• [Exercise data]:

·····

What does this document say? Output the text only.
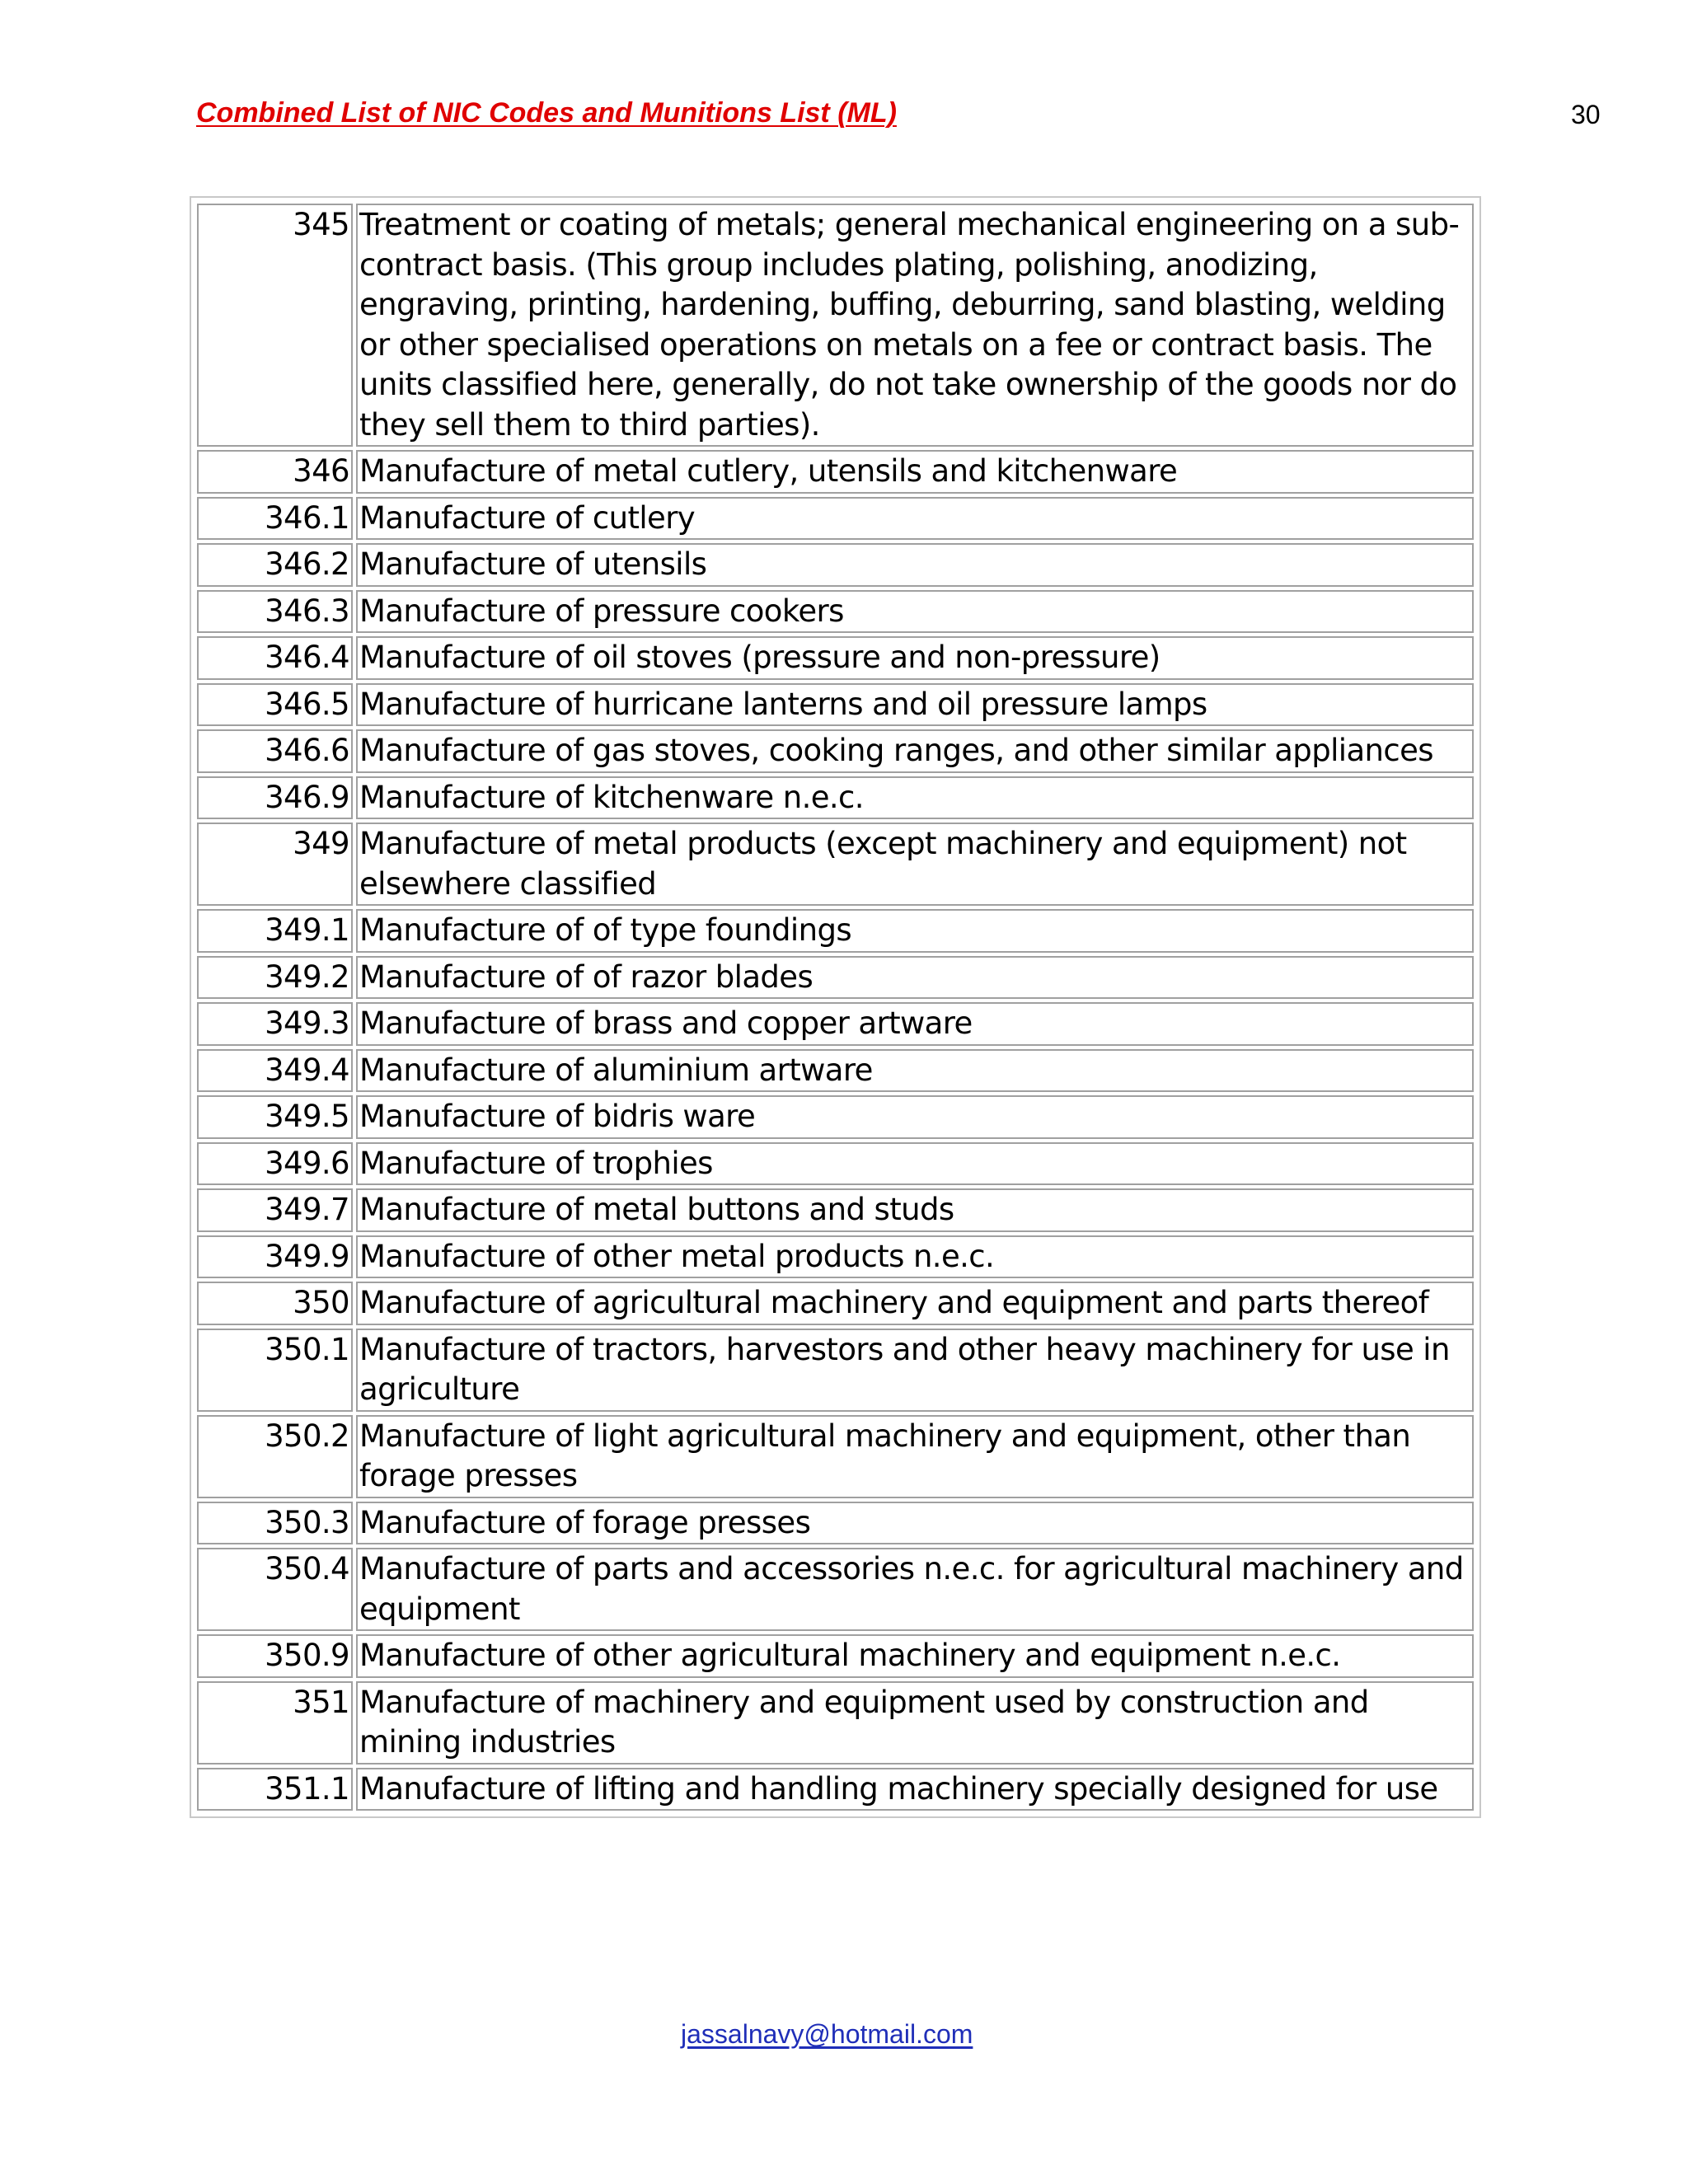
Combined List of NIC Codes and Munitions List (ML)	30
345	Treatment or coating of metals; general mechanical engineering on a sub-contract basis. (This group includes plating, polishing, anodizing, engraving, printing, hardening, buffing, deburring, sand blasting, welding or other specialised operations on metals on a fee or contract basis. The units classified here, generally, do not take ownership of the goods nor do they sell them to third parties).
346	Manufacture of metal cutlery, utensils and kitchenware
346.1	Manufacture of cutlery
346.2	Manufacture of utensils
346.3	Manufacture of pressure cookers
346.4	Manufacture of oil stoves (pressure and non-pressure)
346.5	Manufacture of hurricane lanterns and oil pressure lamps
346.6	Manufacture of gas stoves, cooking ranges, and other similar appliances
346.9	Manufacture of kitchenware n.e.c.
349	Manufacture of metal products (except machinery and equipment) not elsewhere classified
349.1	Manufacture of of type foundings
349.2	Manufacture of of razor blades
349.3	Manufacture of brass and copper artware
349.4	Manufacture of aluminium artware
349.5	Manufacture of bidris ware
349.6	Manufacture of trophies
349.7	Manufacture of metal buttons and studs
349.9	Manufacture of other metal products n.e.c.
350	Manufacture of agricultural machinery and equipment and parts thereof
350.1	Manufacture of tractors, harvestors and other heavy machinery for use in agriculture
350.2	Manufacture of light agricultural machinery and equipment, other than forage presses
350.3	Manufacture of forage presses
350.4	Manufacture of parts and accessories n.e.c. for agricultural machinery and equipment
350.9	Manufacture of other agricultural machinery and equipment n.e.c.
351	Manufacture of machinery and equipment used by construction and mining industries
351.1	Manufacture of lifting and handling machinery specially designed for use
jassalnavy@hotmail.com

·····

• [What you will do]:
In the copy, include no pictures; restate the listing above exactly.

• [Problem solution]:
What does this document say? Output the text only.
Combined List of NIC Codes and Munitions List (ML)	30
345	Treatment or coating of metals; general mechanical engineering on a sub-contract basis. (This group includes plating, polishing, anodizing, engraving, printing, hardening, buffing, deburring, sand blasting, welding or other specialised operations on metals on a fee or contract basis. The units classified here, generally, do not take ownership of the goods nor do they sell them to third parties).
346	Manufacture of metal cutlery, utensils and kitchenware
346.1	Manufacture of cutlery
346.2	Manufacture of utensils
346.3	Manufacture of pressure cookers
346.4	Manufacture of oil stoves (pressure and non-pressure)
346.5	Manufacture of hurricane lanterns and oil pressure lamps
346.6	Manufacture of gas stoves, cooking ranges, and other similar appliances
346.9	Manufacture of kitchenware n.e.c.
349	Manufacture of metal products (except machinery and equipment) not elsewhere classified
349.1	Manufacture of of type foundings
349.2	Manufacture of of razor blades
349.3	Manufacture of brass and copper artware
349.4	Manufacture of aluminium artware
349.5	Manufacture of bidris ware
349.6	Manufacture of trophies
349.7	Manufacture of metal buttons and studs
349.9	Manufacture of other metal products n.e.c.
350	Manufacture of agricultural machinery and equipment and parts thereof
350.1	Manufacture of tractors, harvestors and other heavy machinery for use in agriculture
350.2	Manufacture of light agricultural machinery and equipment, other than forage presses
350.3	Manufacture of forage presses
350.4	Manufacture of parts and accessories n.e.c. for agricultural machinery and equipment
350.9	Manufacture of other agricultural machinery and equipment n.e.c.
351	Manufacture of machinery and equipment used by construction and mining industries
351.1	Manufacture of lifting and handling machinery specially designed for use
jassalnavy@hotmail.com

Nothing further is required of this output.